▶ **Task statement**:
Write out each line that follows exactly as it stands, without the pictures.

▶ **Task data**:
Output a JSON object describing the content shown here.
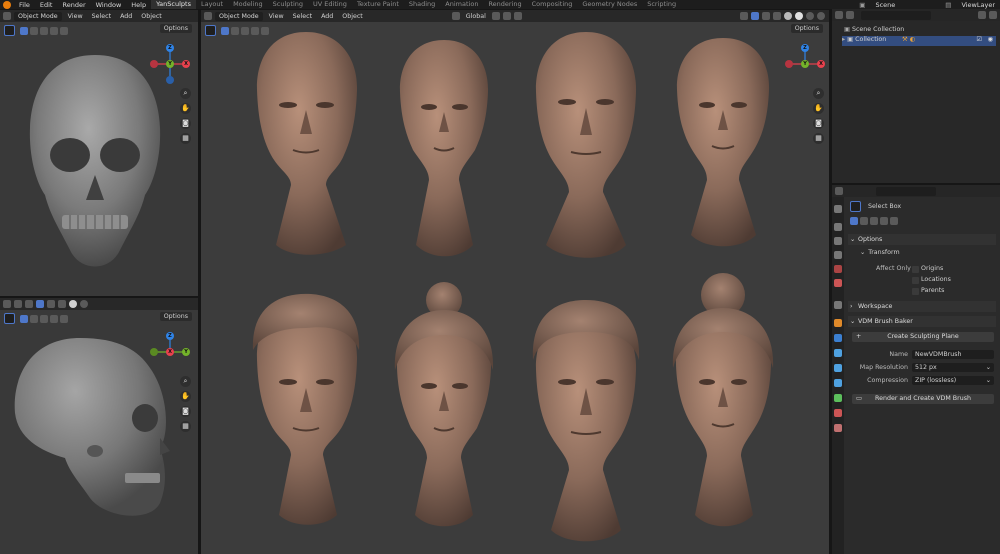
{
  "menu": [
    "File",
    "Edit",
    "Render",
    "Window",
    "Help"
  ],
  "workspaces": [
    "YanSculpts",
    "Layout",
    "Modeling",
    "Sculpting",
    "UV Editing",
    "Texture Paint",
    "Shading",
    "Animation",
    "Rendering",
    "Compositing",
    "Geometry Nodes",
    "Scripting"
  ],
  "active_workspace": "YanSculpts",
  "scene": "Scene",
  "view_layer": "ViewLayer",
  "viewport_left_top": {
    "mode": "Object Mode",
    "menus": [
      "View",
      "Select",
      "Add",
      "Object"
    ],
    "options": "Options"
  },
  "viewport_main": {
    "mode": "Object Mode",
    "menus": [
      "View",
      "Select",
      "Add",
      "Object"
    ],
    "options": "Options",
    "transform_orientation": "Global"
  },
  "viewport_left_bottom": {
    "options": "Options"
  },
  "gizmo": {
    "x_color": "#e8414d",
    "y_color": "#74b32a",
    "z_color": "#2f83e6",
    "x": "X",
    "y": "Y",
    "z": "Z"
  },
  "outliner": {
    "root": "Scene Collection",
    "child": "Collection"
  },
  "properties": {
    "tool": "Select Box",
    "options_title": "Options",
    "transform_title": "Transform",
    "affect_only_label": "Affect Only",
    "affect_options": [
      "Origins",
      "Locations",
      "Parents"
    ],
    "workspace_title": "Workspace",
    "vdm_title": "VDM Brush Baker",
    "create_plane_btn": "Create Sculpting Plane",
    "name_label": "Name",
    "name_value": "NewVDMBrush",
    "map_res_label": "Map Resolution",
    "map_res_value": "512 px",
    "compression_label": "Compression",
    "compression_value": "ZIP (lossless)",
    "render_btn": "Render and Create VDM Brush"
  }
}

▶ **Result of this task**:
Output a JSON object describing the content shown here.
{
  "menu": [
    "File",
    "Edit",
    "Render",
    "Window",
    "Help"
  ],
  "workspaces": [
    "YanSculpts",
    "Layout",
    "Modeling",
    "Sculpting",
    "UV Editing",
    "Texture Paint",
    "Shading",
    "Animation",
    "Rendering",
    "Compositing",
    "Geometry Nodes",
    "Scripting"
  ],
  "active_workspace": "YanSculpts",
  "scene": "Scene",
  "view_layer": "ViewLayer",
  "viewport_left_top": {
    "mode": "Object Mode",
    "menus": [
      "View",
      "Select",
      "Add",
      "Object"
    ],
    "options": "Options"
  },
  "viewport_main": {
    "mode": "Object Mode",
    "menus": [
      "View",
      "Select",
      "Add",
      "Object"
    ],
    "options": "Options",
    "transform_orientation": "Global"
  },
  "viewport_left_bottom": {
    "options": "Options"
  },
  "gizmo": {
    "x_color": "#e8414d",
    "y_color": "#74b32a",
    "z_color": "#2f83e6",
    "x": "X",
    "y": "Y",
    "z": "Z"
  },
  "outliner": {
    "root": "Scene Collection",
    "child": "Collection"
  },
  "properties": {
    "tool": "Select Box",
    "options_title": "Options",
    "transform_title": "Transform",
    "affect_only_label": "Affect Only",
    "affect_options": [
      "Origins",
      "Locations",
      "Parents"
    ],
    "workspace_title": "Workspace",
    "vdm_title": "VDM Brush Baker",
    "create_plane_btn": "Create Sculpting Plane",
    "name_label": "Name",
    "name_value": "NewVDMBrush",
    "map_res_label": "Map Resolution",
    "map_res_value": "512 px",
    "compression_label": "Compression",
    "compression_value": "ZIP (lossless)",
    "render_btn": "Render and Create VDM Brush"
  }
}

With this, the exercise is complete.